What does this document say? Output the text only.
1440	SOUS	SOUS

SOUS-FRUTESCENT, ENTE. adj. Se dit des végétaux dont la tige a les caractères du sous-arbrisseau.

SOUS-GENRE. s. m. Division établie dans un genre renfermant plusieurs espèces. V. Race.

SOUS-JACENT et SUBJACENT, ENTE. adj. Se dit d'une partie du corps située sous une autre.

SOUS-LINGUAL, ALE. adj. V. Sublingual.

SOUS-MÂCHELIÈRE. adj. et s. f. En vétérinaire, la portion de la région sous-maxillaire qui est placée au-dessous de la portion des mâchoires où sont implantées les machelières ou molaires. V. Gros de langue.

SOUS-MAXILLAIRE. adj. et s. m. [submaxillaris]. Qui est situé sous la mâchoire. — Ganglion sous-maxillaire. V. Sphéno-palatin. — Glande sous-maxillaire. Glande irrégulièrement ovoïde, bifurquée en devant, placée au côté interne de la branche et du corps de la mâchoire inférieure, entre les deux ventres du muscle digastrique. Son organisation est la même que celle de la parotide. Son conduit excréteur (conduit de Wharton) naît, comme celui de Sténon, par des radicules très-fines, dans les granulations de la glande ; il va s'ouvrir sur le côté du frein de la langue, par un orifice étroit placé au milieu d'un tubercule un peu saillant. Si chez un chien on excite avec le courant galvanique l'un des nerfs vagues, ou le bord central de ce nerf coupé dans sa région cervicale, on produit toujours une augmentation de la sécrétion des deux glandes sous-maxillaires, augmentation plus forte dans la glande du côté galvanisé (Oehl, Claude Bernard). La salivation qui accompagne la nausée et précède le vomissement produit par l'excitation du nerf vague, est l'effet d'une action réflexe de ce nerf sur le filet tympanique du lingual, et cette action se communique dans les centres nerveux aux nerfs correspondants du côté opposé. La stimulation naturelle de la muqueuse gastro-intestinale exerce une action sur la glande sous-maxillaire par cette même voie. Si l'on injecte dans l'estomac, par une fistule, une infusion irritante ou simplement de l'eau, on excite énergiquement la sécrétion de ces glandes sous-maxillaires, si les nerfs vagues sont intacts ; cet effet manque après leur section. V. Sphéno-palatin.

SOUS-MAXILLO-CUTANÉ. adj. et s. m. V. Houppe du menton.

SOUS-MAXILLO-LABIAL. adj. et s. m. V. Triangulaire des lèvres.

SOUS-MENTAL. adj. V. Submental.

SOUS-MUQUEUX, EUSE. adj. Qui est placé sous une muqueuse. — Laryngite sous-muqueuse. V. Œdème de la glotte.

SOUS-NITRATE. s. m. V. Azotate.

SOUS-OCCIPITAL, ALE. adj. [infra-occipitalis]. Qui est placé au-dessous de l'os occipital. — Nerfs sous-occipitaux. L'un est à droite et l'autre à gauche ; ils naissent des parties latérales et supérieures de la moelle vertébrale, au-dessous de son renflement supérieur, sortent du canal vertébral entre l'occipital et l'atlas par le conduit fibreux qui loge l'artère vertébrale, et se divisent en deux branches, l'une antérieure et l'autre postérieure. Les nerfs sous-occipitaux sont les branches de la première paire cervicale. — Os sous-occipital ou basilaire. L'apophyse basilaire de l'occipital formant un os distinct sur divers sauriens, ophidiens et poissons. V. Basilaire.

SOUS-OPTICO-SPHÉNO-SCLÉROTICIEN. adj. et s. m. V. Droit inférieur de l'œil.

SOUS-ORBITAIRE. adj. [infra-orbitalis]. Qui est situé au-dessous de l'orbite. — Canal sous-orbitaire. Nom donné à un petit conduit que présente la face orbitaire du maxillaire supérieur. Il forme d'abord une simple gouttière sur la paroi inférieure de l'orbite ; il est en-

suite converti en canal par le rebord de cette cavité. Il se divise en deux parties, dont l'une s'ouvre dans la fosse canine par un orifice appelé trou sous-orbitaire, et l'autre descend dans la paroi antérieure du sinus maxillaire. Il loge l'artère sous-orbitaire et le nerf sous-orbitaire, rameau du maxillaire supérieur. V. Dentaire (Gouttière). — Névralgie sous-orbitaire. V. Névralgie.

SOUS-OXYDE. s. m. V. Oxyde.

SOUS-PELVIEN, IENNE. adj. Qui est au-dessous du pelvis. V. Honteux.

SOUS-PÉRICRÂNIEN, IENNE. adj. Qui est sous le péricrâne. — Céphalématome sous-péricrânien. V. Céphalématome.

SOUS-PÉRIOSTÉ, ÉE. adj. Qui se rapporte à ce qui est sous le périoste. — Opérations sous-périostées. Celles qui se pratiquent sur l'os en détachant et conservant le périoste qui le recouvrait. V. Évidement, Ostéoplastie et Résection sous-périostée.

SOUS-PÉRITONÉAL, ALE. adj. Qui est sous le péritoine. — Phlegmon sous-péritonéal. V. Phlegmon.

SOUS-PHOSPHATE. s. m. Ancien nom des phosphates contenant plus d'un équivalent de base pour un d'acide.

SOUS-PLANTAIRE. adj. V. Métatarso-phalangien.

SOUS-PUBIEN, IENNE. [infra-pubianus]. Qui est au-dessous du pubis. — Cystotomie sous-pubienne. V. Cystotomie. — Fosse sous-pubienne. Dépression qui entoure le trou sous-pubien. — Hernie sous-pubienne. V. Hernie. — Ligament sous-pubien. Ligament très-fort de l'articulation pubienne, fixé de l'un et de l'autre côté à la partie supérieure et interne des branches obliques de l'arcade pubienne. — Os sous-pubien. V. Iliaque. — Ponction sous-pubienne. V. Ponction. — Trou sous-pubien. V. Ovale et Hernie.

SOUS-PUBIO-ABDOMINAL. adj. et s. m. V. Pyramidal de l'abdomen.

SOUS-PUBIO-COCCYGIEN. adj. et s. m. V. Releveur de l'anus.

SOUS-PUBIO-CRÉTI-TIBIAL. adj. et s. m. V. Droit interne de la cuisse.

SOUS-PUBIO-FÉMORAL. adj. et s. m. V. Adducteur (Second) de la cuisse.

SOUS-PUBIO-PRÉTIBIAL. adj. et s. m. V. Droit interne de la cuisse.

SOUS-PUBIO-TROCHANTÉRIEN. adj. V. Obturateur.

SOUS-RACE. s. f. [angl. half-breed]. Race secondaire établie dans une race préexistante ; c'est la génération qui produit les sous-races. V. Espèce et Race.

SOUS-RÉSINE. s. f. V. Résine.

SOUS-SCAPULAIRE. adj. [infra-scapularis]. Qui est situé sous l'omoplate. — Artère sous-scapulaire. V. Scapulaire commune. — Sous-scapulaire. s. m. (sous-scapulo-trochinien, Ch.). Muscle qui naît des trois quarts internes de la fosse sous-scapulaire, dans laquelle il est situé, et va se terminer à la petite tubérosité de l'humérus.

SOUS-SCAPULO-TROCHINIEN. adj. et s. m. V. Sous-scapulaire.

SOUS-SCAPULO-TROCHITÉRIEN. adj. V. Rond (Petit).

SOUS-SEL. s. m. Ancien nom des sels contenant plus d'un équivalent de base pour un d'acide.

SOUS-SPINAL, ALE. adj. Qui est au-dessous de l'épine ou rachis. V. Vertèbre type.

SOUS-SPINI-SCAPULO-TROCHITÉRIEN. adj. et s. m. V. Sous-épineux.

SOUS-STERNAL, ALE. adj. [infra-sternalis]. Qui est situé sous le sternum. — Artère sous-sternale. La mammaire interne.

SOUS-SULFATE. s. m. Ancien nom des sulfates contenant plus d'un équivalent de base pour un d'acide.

════

Select every line of the records holding the string "contenant".

■ **Correct result**
SOUS-PHOSPHATE. s. m. Ancien nom des phosphates contenant plus d'un équivalent de base pour un d'acide.
SOUS-SEL. s. m. Ancien nom des sels contenant plus d'un équivalent de base pour un d'acide.
SOUS-SULFATE. s. m. Ancien nom des sulfates contenant plus d'un équivalent de base pour un d'acide.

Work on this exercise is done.